## start Article

A major joint procurement initiative will see over 140 US cities and counties pool their resources to buy 2,100 electric vehicles by the end of 2020.

The Climate Mayors Electric Vehicle Purchasing Collaborative outlined its plans at the Climate Mayors Summit in Honolulu, Hawaii.

The group, formed in September 2018, aims to leverage the buying power of member cities to negotiate better fleet vehicle purchases.

Eric Garcetti, Mayor of Los Angeles and Climate Mayors Co-Chair said: “The clean transportation revolution is not a distant vision for the far-off future—it’s a reality hitting the streets of Los Angeles and cities around the world.

“By pooling our purchasing power, Climate Mayors are sending a powerful message to the global car market: if you build electric vehicles, we will buy them.”

In addition to replacing city fleets with zero emission transport, the group also announced plans to place a competitive bid on electric school buses by the end of 2019, which will enable all electric school bus manufacturers to offer public schools across the US access to equal, competitive prices.

In 2018 Garcetti announced the launch of the collaborative, which created an online portal providing cities with a single, equal price for electric vehicles and charging infrastructure by aggregating the demand from cities and other public agencies. The number of cities involved has grown more than fivefold since the initial announcement to more than 127 cities and 15 counties from across 38 states.

The platform was developed in partnership with the Electrification Coalition, a nonpartisan, not-for-profit group of business leaders who promote the deployment of electric vehicles on a mass scale to counter US dependence on oil.

## end Article
## start Given information

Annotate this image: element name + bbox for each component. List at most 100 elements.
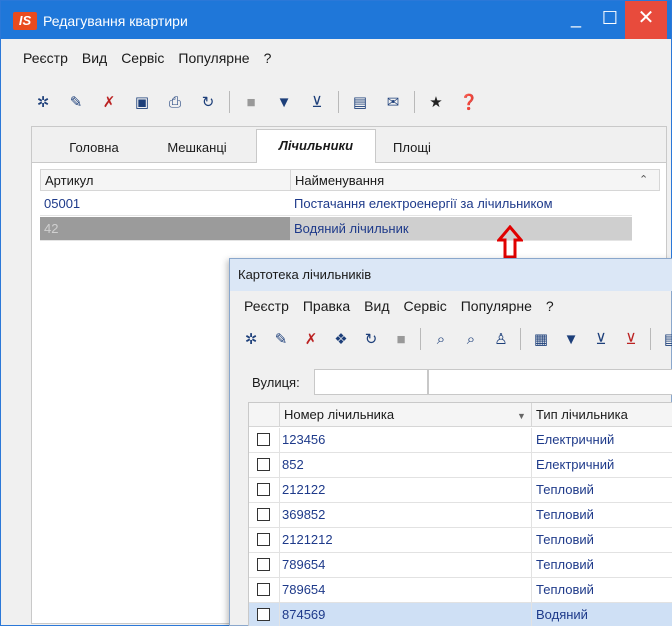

## end Given information

*The exercise*
Continue the article on the Climate Mayors electric vehicle purchasing collaborative from the point at which it ends.

*Exercise response*
Ben Prochazka, Vice President, Electrification Coalition said: “Cities across the country are demonstrating critical leadership by committing to transition their fleets to electrification–reducing our dependence on oil, while also improving our nation’s health, and our economic and national security.

He added that he hopes other mayors around the country will see the move as a call to action to “plug their fleets” into Climate Mayors EV Purchasing Collaborative.

Transport is the largest and fastest-growing source of US greenhouse gas emissions, accounting for 29 percent of all emissions in 2017.

Despite the US president’s announcement of a withdrawal from the Paris Climate Agreement in 2017, the mayors of over 400 US cities covering 70 million people reaffirmed their commitment the following year, stating: “We will adopt, honour, and uphold the commitments to the goals enshrined in the Paris Agreement, [and] will intensify efforts to meet each of our cities’ current climate goals.”